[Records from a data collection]
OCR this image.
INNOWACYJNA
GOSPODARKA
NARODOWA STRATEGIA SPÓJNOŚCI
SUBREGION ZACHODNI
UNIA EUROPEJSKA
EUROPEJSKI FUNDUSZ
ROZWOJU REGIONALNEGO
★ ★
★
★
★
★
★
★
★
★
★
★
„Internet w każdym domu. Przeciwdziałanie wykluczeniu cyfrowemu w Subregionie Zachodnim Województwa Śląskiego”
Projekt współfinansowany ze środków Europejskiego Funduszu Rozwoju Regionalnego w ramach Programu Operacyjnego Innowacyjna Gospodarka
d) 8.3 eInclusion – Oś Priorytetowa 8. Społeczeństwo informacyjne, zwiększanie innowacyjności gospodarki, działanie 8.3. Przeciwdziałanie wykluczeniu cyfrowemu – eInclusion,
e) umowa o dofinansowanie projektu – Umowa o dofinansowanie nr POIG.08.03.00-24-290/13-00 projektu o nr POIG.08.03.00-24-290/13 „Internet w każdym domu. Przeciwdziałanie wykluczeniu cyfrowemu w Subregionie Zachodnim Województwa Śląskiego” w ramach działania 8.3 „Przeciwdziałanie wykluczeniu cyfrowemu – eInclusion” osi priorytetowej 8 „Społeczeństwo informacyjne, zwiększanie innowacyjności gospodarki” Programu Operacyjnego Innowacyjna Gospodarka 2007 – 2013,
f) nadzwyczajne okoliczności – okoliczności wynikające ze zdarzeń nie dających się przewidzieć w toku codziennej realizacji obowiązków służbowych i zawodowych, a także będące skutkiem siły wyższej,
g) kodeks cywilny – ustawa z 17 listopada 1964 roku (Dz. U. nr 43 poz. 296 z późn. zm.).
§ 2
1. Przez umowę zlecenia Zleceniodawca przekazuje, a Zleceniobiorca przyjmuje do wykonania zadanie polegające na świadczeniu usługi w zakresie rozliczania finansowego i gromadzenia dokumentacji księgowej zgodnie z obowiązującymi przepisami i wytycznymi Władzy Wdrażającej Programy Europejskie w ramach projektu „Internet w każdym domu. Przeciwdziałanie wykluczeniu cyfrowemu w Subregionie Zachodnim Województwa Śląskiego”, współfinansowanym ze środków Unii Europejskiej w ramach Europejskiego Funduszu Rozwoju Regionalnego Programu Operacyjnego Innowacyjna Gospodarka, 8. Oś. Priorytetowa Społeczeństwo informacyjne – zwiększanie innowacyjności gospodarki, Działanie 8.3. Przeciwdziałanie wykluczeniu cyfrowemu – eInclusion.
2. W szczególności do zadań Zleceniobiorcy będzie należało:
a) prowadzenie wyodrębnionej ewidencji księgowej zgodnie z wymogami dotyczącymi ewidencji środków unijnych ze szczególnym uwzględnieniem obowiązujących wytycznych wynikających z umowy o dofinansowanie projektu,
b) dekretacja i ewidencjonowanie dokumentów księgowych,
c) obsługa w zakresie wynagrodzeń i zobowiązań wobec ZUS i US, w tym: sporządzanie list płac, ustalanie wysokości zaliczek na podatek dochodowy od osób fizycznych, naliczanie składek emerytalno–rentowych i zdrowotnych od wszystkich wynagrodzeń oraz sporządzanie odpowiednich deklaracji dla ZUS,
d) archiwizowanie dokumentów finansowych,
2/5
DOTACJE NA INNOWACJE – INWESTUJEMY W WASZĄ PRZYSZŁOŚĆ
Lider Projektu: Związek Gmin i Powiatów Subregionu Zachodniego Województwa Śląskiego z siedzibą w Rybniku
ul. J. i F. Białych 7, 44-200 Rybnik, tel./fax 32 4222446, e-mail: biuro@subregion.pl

Problem statement
Restate all of the entries exactly, please.

Final answer
OCR this image.
INNOWACYJNA
GOSPODARKA
NARODOWA STRATEGIA SPÓJNOŚCI
SUBREGION ZACHODNI
UNIA EUROPEJSKA
EUROPEJSKI FUNDUSZ
ROZWOJU REGIONALNEGO
★ ★
★
★
★
★
★
★
★
★
★
★
„Internet w każdym domu. Przeciwdziałanie wykluczeniu cyfrowemu w Subregionie Zachodnim Województwa Śląskiego”
Projekt współfinansowany ze środków Europejskiego Funduszu Rozwoju Regionalnego w ramach Programu Operacyjnego Innowacyjna Gospodarka
d) 8.3 eInclusion – Oś Priorytetowa 8. Społeczeństwo informacyjne, zwiększanie innowacyjności gospodarki, działanie 8.3. Przeciwdziałanie wykluczeniu cyfrowemu – eInclusion,
e) umowa o dofinansowanie projektu – Umowa o dofinansowanie nr POIG.08.03.00-24-290/13-00 projektu o nr POIG.08.03.00-24-290/13 „Internet w każdym domu. Przeciwdziałanie wykluczeniu cyfrowemu w Subregionie Zachodnim Województwa Śląskiego” w ramach działania 8.3 „Przeciwdziałanie wykluczeniu cyfrowemu – eInclusion” osi priorytetowej 8 „Społeczeństwo informacyjne, zwiększanie innowacyjności gospodarki” Programu Operacyjnego Innowacyjna Gospodarka 2007 – 2013,
f) nadzwyczajne okoliczności – okoliczności wynikające ze zdarzeń nie dających się przewidzieć w toku codziennej realizacji obowiązków służbowych i zawodowych, a także będące skutkiem siły wyższej,
g) kodeks cywilny – ustawa z 17 listopada 1964 roku (Dz. U. nr 43 poz. 296 z późn. zm.).
§ 2
1. Przez umowę zlecenia Zleceniodawca przekazuje, a Zleceniobiorca przyjmuje do wykonania zadanie polegające na świadczeniu usługi w zakresie rozliczania finansowego i gromadzenia dokumentacji księgowej zgodnie z obowiązującymi przepisami i wytycznymi Władzy Wdrażającej Programy Europejskie w ramach projektu „Internet w każdym domu. Przeciwdziałanie wykluczeniu cyfrowemu w Subregionie Zachodnim Województwa Śląskiego”, współfinansowanym ze środków Unii Europejskiej w ramach Europejskiego Funduszu Rozwoju Regionalnego Programu Operacyjnego Innowacyjna Gospodarka, 8. Oś. Priorytetowa Społeczeństwo informacyjne – zwiększanie innowacyjności gospodarki, Działanie 8.3. Przeciwdziałanie wykluczeniu cyfrowemu – eInclusion.
2. W szczególności do zadań Zleceniobiorcy będzie należało:
a) prowadzenie wyodrębnionej ewidencji księgowej zgodnie z wymogami dotyczącymi ewidencji środków unijnych ze szczególnym uwzględnieniem obowiązujących wytycznych wynikających z umowy o dofinansowanie projektu,
b) dekretacja i ewidencjonowanie dokumentów księgowych,
c) obsługa w zakresie wynagrodzeń i zobowiązań wobec ZUS i US, w tym: sporządzanie list płac, ustalanie wysokości zaliczek na podatek dochodowy od osób fizycznych, naliczanie składek emerytalno–rentowych i zdrowotnych od wszystkich wynagrodzeń oraz sporządzanie odpowiednich deklaracji dla ZUS,
d) archiwizowanie dokumentów finansowych,
2/5
DOTACJE NA INNOWACJE – INWESTUJEMY W WASZĄ PRZYSZŁOŚĆ
Lider Projektu: Związek Gmin i Powiatów Subregionu Zachodniego Województwa Śląskiego z siedzibą w Rybniku
ul. J. i F. Białych 7, 44-200 Rybnik, tel./fax 32 4222446, e-mail: biuro@subregion.pl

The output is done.